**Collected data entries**
** begin **
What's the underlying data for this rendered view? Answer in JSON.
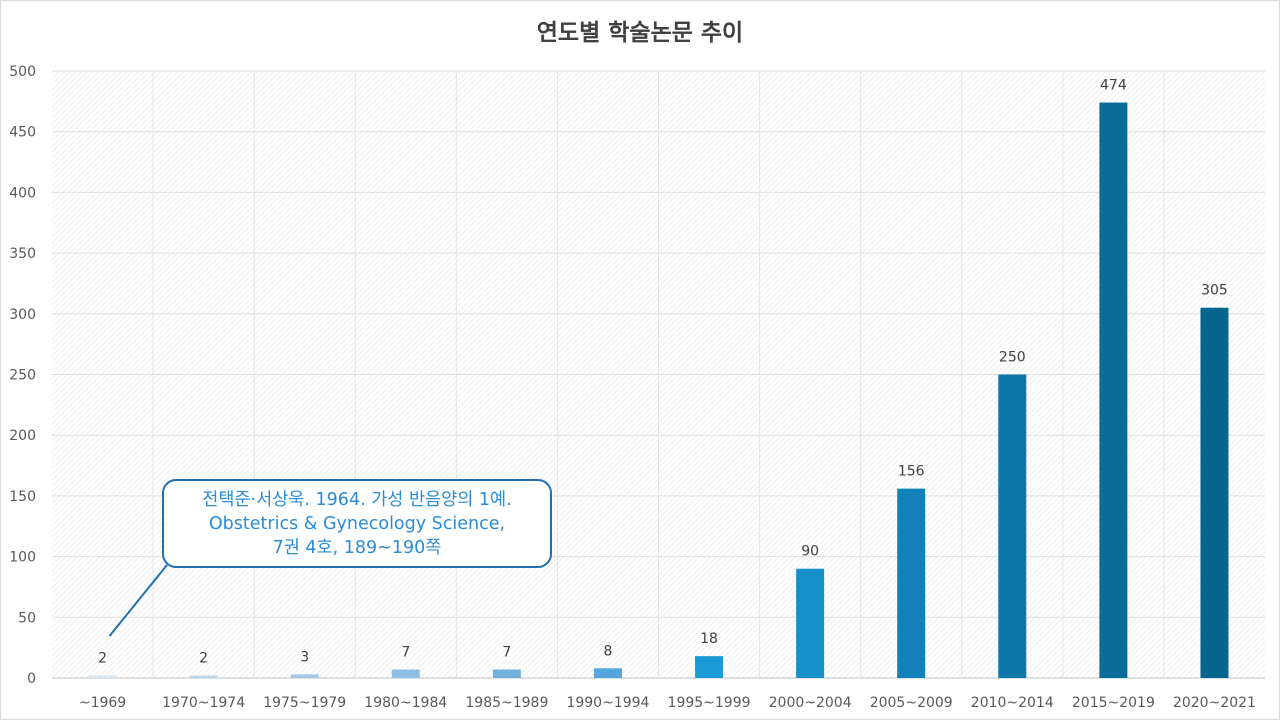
{
  "chart_data": {
    "type": "bar",
    "title": "연도별 학술논문 추이",
    "xlabel": "",
    "ylabel": "",
    "ylim": [
      0,
      500
    ],
    "yticks": [
      0,
      50,
      100,
      150,
      200,
      250,
      300,
      350,
      400,
      450,
      500
    ],
    "grid": true,
    "legend": "none",
    "categories": [
      "~1969",
      "1970~1974",
      "1975~1979",
      "1980~1984",
      "1985~1989",
      "1990~1994",
      "1995~1999",
      "2000~2004",
      "2005~2009",
      "2010~2014",
      "2015~2019",
      "2020~2021"
    ],
    "values": [
      2,
      2,
      3,
      7,
      7,
      8,
      18,
      90,
      156,
      250,
      474,
      305
    ],
    "bar_colors": [
      "#d6e6f2",
      "#bcd7ec",
      "#a2c8e6",
      "#8dbde3",
      "#72b0de",
      "#56a5dc",
      "#1a9ad6",
      "#1690c8",
      "#1283ba",
      "#0e77aa",
      "#0a6d99",
      "#06668d"
    ],
    "annotation": {
      "target_category": "~1969",
      "lines": [
        "전택준·서상욱. 1964. 가성 반음양의 1예.",
        "Obstetrics & Gynecology Science,",
        "7권 4호, 189~190쪽"
      ]
    }
  }
}
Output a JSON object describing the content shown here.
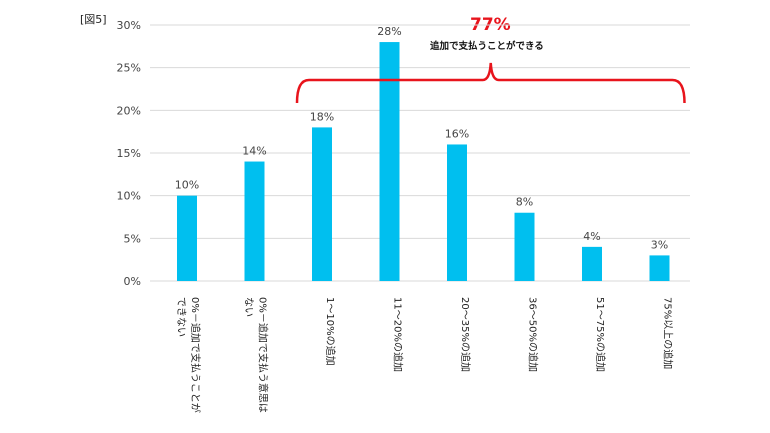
{
  "figure_label": "[図5]",
  "annotation": {
    "percent": "77%",
    "text": "追加で支払うことができる",
    "color": "#e8141c"
  },
  "colors": {
    "bar": "#00bfef",
    "grid": "#d9d9d9",
    "axis_text": "#444444"
  },
  "chart_data": {
    "type": "bar",
    "title": "",
    "xlabel": "",
    "ylabel": "",
    "ylim": [
      0,
      30
    ],
    "yticks": [
      "0%",
      "5%",
      "10%",
      "15%",
      "20%",
      "25%",
      "30%"
    ],
    "grid": true,
    "categories": [
      [
        "0%－追加で支払うことが",
        "できない"
      ],
      [
        "0%－追加で支払う意思は",
        "ない"
      ],
      [
        "1～10%の追加"
      ],
      [
        "11～20%の追加"
      ],
      [
        "20～35%の追加"
      ],
      [
        "36～50%の追加"
      ],
      [
        "51～75%の追加"
      ],
      [
        "75%以上の追加"
      ]
    ],
    "values": [
      10,
      14,
      18,
      28,
      16,
      8,
      4,
      3
    ],
    "value_labels": [
      "10%",
      "14%",
      "18%",
      "28%",
      "16%",
      "8%",
      "4%",
      "3%"
    ],
    "bracket_range": [
      2,
      7
    ]
  }
}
** end **
Using the records above, gather all lines where the string "JSON" is present.

What's the underlying data for this rendered view? Answer in JSON.
Output a JSON object describing the content shown here.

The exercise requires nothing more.